Written problem: Everything in the data should be repeated exactly, save for the images.

Record set:
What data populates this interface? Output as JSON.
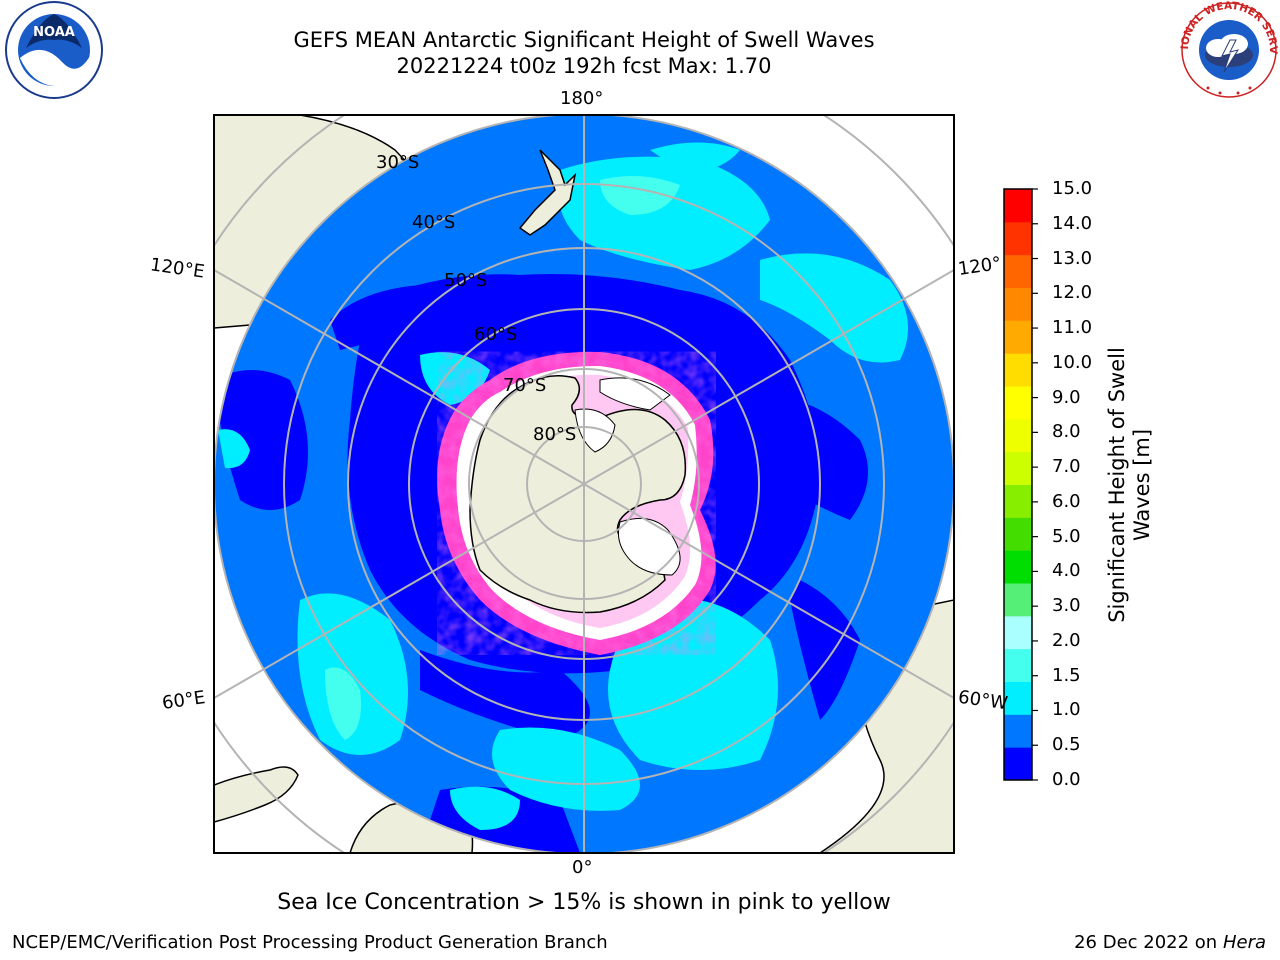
{
  "title": {
    "line1": "GEFS MEAN Antarctic Significant Height of Swell Waves",
    "line2": "20221224 t00z 192h fcst   Max: 1.70"
  },
  "logos": {
    "left": "noaa-logo",
    "right": "national-weather-service-logo",
    "left_text": "NOAA",
    "right_text": "NATIONAL WEATHER SERVICE"
  },
  "map": {
    "projection": "south-polar-stereographic",
    "longitude_labels": [
      "180°",
      "120°E",
      "120°",
      "60°E",
      "60°W",
      "0°"
    ],
    "latitude_labels": [
      "30°S",
      "40°S",
      "50°S",
      "60°S",
      "70°S",
      "80°S"
    ],
    "colors": {
      "land": "#eeeedc",
      "ice_fringe": "#ff44cc",
      "ice_fringe_2": "#ffcc33"
    }
  },
  "colorbar": {
    "label_line1": "Significant Height of Swell",
    "label_line2": "Waves [m]",
    "ticks": [
      "0.0",
      "0.5",
      "1.0",
      "1.5",
      "2.0",
      "3.0",
      "4.0",
      "5.0",
      "6.0",
      "7.0",
      "8.0",
      "9.0",
      "10.0",
      "11.0",
      "12.0",
      "13.0",
      "14.0",
      "15.0"
    ],
    "colors": [
      "#0000ff",
      "#0077ff",
      "#00eeff",
      "#44ffee",
      "#aaffff",
      "#55ee77",
      "#00dd00",
      "#44dd00",
      "#88ee00",
      "#ccff00",
      "#eeff00",
      "#ffff00",
      "#ffdd00",
      "#ffaa00",
      "#ff8800",
      "#ff6600",
      "#ff3300",
      "#ff0000"
    ]
  },
  "caption": "Sea Ice Concentration > 15% is shown in pink to yellow",
  "footer": {
    "left": "NCEP/EMC/Verification Post Processing Product Generation Branch",
    "right_date": "26 Dec 2022 on",
    "right_host": "Hera"
  }
}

Written answer:
What data populates this interface? Output as JSON.
{
  "title": {
    "line1": "GEFS MEAN Antarctic Significant Height of Swell Waves",
    "line2": "20221224 t00z 192h fcst   Max: 1.70"
  },
  "logos": {
    "left": "noaa-logo",
    "right": "national-weather-service-logo",
    "left_text": "NOAA",
    "right_text": "NATIONAL WEATHER SERVICE"
  },
  "map": {
    "projection": "south-polar-stereographic",
    "longitude_labels": [
      "180°",
      "120°E",
      "120°",
      "60°E",
      "60°W",
      "0°"
    ],
    "latitude_labels": [
      "30°S",
      "40°S",
      "50°S",
      "60°S",
      "70°S",
      "80°S"
    ],
    "colors": {
      "land": "#eeeedc",
      "ice_fringe": "#ff44cc",
      "ice_fringe_2": "#ffcc33"
    }
  },
  "colorbar": {
    "label_line1": "Significant Height of Swell",
    "label_line2": "Waves [m]",
    "ticks": [
      "0.0",
      "0.5",
      "1.0",
      "1.5",
      "2.0",
      "3.0",
      "4.0",
      "5.0",
      "6.0",
      "7.0",
      "8.0",
      "9.0",
      "10.0",
      "11.0",
      "12.0",
      "13.0",
      "14.0",
      "15.0"
    ],
    "colors": [
      "#0000ff",
      "#0077ff",
      "#00eeff",
      "#44ffee",
      "#aaffff",
      "#55ee77",
      "#00dd00",
      "#44dd00",
      "#88ee00",
      "#ccff00",
      "#eeff00",
      "#ffff00",
      "#ffdd00",
      "#ffaa00",
      "#ff8800",
      "#ff6600",
      "#ff3300",
      "#ff0000"
    ]
  },
  "caption": "Sea Ice Concentration > 15% is shown in pink to yellow",
  "footer": {
    "left": "NCEP/EMC/Verification Post Processing Product Generation Branch",
    "right_date": "26 Dec 2022 on",
    "right_host": "Hera"
  }
}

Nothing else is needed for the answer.